Stated problem 1: In the goat shedding thread, copy everything from "## cdtrum (Aug" down to "none the less)".
Stated problem 2: Name every user who posted in the goat shedding thread, listing each one once.

# Spring time shedding?



## Gomez150 (Dec 9, 2009)

Does anyone else have a Whether that looses ALL of their hair (except the hair on their face, & most on their legs) when shedding in the spring time?

I have asked the vet about it & she said that since he does it the same time every year it should be okay. No tests were run. 

But I don't want him to loose ALL of his hair right now, because even though he has a heat lamp in his shed (it goes off around 8PM) it is still 35degrees at night (45-60 during the day).

Anyone know what causes this? He is on a goat mineral supplement and he has a billy goat salt/mineral block.
onder:


----------



## AlaskaBoers (May 7, 2008)

i have a doe (new to me) doing the same thing, 35 degrees is fine for them, if he starts shivering give him a sweater. 

check for lice or mites.


----------



## StaceyRosado (Oct 5, 2007)

sometimes they just do that -- very annoying I know.

Right now I have a doe who gets everything like everyone else but she is loosing all the hair at the base of her ears and onto her head. its weird. But she looks great and her coat is otherwise real good. So I am not going to worry about it. Its just her weird shedding pattern I guess


----------



## cdtrum (Aug 25, 2008)

I have a wether that blows his coat like that....his neck looks awful right now.......his fur is so very thick and he has soooooo much undercoat, that when he starts to shed it in the spring....there isn't much left on his skin, you can see the new growth coming in though......I just watch him and have a coat for him if need be...his brother doesn't have have near the thick fur.


----------



## Gomez150 (Dec 9, 2009)

Glad to know it is nothing to worry about. 
I'd get him a sweater but he has HUGE horns and isn't very nice. (He'll hook you with his horns, we've tried everything nothing helps but I love him none the less)


----------



## trailriding2dressage (Mar 25, 2010)

YES! This was our first spring with goats (we've now owned them for a year and I lvoe them!) and our wether had a very thick winter coat and then it was like he was going bald along his back, scared us half to death!!! We were like WHAT IS GOING ON?? we were worried that what ever he had would spred to the buck we kept him with or the pregnant does in the other field...but we looked and it just looked like major shedding...
my bet is it's like seasonal alopecia. that our horses get sometimes when the wheather gets warm really quickly (even though the temp drops back down)


----------

Element location listings

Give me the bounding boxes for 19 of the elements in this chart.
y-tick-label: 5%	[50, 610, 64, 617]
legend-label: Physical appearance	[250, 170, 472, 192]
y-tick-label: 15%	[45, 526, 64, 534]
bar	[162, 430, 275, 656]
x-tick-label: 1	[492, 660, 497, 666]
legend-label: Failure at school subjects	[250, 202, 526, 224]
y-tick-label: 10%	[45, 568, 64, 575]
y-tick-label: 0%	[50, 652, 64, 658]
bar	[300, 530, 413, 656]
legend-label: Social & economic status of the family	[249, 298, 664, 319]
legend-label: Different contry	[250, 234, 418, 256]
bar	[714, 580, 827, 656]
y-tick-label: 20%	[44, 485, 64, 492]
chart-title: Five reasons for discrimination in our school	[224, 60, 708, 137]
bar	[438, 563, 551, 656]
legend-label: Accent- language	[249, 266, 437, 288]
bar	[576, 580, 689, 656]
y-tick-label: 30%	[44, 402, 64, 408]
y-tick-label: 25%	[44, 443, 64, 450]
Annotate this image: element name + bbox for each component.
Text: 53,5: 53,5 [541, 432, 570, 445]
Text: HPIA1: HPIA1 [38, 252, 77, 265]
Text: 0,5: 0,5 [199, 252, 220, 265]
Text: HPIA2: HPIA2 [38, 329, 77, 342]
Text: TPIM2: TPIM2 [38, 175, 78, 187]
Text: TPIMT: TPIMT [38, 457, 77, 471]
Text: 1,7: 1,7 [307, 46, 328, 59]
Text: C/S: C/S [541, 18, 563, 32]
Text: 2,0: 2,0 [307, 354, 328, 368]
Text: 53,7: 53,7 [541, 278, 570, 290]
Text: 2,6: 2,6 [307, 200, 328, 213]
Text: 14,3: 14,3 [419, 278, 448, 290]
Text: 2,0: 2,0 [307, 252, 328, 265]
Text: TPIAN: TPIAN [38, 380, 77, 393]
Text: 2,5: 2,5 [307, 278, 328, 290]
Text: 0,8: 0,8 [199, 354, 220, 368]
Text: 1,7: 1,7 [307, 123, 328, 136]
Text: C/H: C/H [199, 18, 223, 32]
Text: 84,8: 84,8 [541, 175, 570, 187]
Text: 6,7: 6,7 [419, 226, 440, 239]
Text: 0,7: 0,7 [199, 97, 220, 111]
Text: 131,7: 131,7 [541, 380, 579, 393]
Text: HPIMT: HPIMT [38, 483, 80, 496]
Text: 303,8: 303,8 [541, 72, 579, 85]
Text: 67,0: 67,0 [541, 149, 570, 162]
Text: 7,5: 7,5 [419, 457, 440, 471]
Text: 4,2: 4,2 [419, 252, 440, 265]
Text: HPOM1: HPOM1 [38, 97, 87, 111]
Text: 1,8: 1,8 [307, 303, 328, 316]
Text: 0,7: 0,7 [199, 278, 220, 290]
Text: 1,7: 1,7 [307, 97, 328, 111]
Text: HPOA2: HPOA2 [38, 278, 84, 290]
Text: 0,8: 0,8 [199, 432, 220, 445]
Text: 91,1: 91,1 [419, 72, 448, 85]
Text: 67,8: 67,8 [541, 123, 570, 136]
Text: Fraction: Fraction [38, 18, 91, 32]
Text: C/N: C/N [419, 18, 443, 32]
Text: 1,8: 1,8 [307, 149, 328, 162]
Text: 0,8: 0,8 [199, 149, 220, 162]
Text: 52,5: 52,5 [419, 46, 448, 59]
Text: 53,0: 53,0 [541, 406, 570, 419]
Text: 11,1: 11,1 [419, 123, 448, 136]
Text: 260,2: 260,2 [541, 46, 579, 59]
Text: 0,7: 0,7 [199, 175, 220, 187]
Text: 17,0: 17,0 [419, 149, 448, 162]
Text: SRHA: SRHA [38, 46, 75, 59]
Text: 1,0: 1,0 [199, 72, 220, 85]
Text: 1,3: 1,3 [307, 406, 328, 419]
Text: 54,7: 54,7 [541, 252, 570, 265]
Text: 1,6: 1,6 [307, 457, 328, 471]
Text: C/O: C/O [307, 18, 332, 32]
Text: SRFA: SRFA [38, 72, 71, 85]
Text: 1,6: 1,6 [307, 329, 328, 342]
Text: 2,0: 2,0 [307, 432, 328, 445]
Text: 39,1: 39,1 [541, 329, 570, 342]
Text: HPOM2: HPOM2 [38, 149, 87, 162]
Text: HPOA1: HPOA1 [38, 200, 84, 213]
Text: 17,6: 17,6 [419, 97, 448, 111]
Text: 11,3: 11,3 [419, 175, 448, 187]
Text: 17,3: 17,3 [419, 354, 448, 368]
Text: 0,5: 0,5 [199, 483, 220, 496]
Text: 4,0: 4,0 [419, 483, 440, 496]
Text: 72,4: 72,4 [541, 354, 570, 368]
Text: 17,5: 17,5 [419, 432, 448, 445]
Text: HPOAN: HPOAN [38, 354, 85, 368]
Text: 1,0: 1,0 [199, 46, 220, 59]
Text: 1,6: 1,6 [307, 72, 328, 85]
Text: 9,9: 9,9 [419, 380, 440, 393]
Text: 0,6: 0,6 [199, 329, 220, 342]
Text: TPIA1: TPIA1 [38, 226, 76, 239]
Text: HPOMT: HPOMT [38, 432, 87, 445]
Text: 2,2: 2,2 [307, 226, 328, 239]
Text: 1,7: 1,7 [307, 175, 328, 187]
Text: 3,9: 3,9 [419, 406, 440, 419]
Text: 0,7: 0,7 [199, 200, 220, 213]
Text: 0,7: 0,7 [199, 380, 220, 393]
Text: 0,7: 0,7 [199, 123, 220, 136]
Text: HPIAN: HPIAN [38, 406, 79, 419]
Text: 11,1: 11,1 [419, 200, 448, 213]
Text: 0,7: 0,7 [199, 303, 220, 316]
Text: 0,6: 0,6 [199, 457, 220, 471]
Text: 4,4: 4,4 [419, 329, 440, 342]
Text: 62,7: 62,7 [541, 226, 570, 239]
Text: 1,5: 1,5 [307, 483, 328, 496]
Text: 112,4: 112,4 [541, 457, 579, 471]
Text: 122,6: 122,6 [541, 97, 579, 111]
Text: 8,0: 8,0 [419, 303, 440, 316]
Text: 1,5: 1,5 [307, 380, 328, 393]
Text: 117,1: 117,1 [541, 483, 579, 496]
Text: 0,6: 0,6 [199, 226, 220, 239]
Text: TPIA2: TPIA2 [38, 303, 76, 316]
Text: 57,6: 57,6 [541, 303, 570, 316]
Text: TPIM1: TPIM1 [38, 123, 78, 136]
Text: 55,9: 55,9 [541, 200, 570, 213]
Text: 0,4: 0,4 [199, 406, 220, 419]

Final result 1:
## cdtrum (Aug 25, 2008)

I have a wether that blows his coat like that....his neck looks awful right now.......his fur is so very thick and he has soooooo much undercoat, that when he starts to shed it in the spring....there isn't much left on his skin, you can see the new growth coming in though......I just watch him and have a coat for him if need be...his brother doesn't have have near the thick fur.


----------



## Gomez150 (Dec 9, 2009)

Glad to know it is nothing to worry about. 
I'd get him a sweater but he has HUGE horns and isn't very nice. (He'll hook you with his horns, we've tried everything nothing helps but I love him none the less)

Final result 2:
Gomez150
AlaskaBoers
StaceyRosado
cdtrum
trailriding2dressage